» WHAT YOU NEED TO DO:
Reproduce each line of the material precisely.

» INPUT ROWS:

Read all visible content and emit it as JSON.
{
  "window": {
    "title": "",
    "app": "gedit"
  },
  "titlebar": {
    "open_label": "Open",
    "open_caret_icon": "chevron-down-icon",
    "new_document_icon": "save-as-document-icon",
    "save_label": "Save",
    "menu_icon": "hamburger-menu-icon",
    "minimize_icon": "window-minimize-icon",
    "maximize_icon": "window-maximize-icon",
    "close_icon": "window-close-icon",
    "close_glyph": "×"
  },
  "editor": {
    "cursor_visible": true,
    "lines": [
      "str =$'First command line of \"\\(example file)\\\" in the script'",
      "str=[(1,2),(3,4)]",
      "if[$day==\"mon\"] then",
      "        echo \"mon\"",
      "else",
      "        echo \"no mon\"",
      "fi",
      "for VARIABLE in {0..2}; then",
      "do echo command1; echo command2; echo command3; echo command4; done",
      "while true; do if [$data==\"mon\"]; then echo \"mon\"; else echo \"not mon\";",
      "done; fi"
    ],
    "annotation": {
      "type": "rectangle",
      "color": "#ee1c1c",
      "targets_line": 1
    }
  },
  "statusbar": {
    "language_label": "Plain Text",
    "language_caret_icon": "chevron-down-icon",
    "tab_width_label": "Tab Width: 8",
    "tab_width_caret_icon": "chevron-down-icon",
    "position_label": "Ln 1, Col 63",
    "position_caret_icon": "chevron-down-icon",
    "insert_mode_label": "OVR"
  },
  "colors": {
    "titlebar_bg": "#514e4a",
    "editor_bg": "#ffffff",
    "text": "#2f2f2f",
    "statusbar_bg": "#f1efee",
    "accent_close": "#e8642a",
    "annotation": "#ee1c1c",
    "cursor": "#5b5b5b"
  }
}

» ANSWER TO THIS EXERCISE:
Read all visible content and emit it as JSON.
{
  "window": {
    "title": "",
    "app": "gedit"
  },
  "titlebar": {
    "open_label": "Open",
    "open_caret_icon": "chevron-down-icon",
    "new_document_icon": "save-as-document-icon",
    "save_label": "Save",
    "menu_icon": "hamburger-menu-icon",
    "minimize_icon": "window-minimize-icon",
    "maximize_icon": "window-maximize-icon",
    "close_icon": "window-close-icon",
    "close_glyph": "×"
  },
  "editor": {
    "cursor_visible": true,
    "lines": [
      "str =$'First command line of \"\\(example file)\\\" in the script'",
      "str=[(1,2),(3,4)]",
      "if[$day==\"mon\"] then",
      "        echo \"mon\"",
      "else",
      "        echo \"no mon\"",
      "fi",
      "for VARIABLE in {0..2}; then",
      "do echo command1; echo command2; echo command3; echo command4; done",
      "while true; do if [$data==\"mon\"]; then echo \"mon\"; else echo \"not mon\";",
      "done; fi"
    ],
    "annotation": {
      "type": "rectangle",
      "color": "#ee1c1c",
      "targets_line": 1
    }
  },
  "statusbar": {
    "language_label": "Plain Text",
    "language_caret_icon": "chevron-down-icon",
    "tab_width_label": "Tab Width: 8",
    "tab_width_caret_icon": "chevron-down-icon",
    "position_label": "Ln 1, Col 63",
    "position_caret_icon": "chevron-down-icon",
    "insert_mode_label": "OVR"
  },
  "colors": {
    "titlebar_bg": "#514e4a",
    "editor_bg": "#ffffff",
    "text": "#2f2f2f",
    "statusbar_bg": "#f1efee",
    "accent_close": "#e8642a",
    "annotation": "#ee1c1c",
    "cursor": "#5b5b5b"
  }
}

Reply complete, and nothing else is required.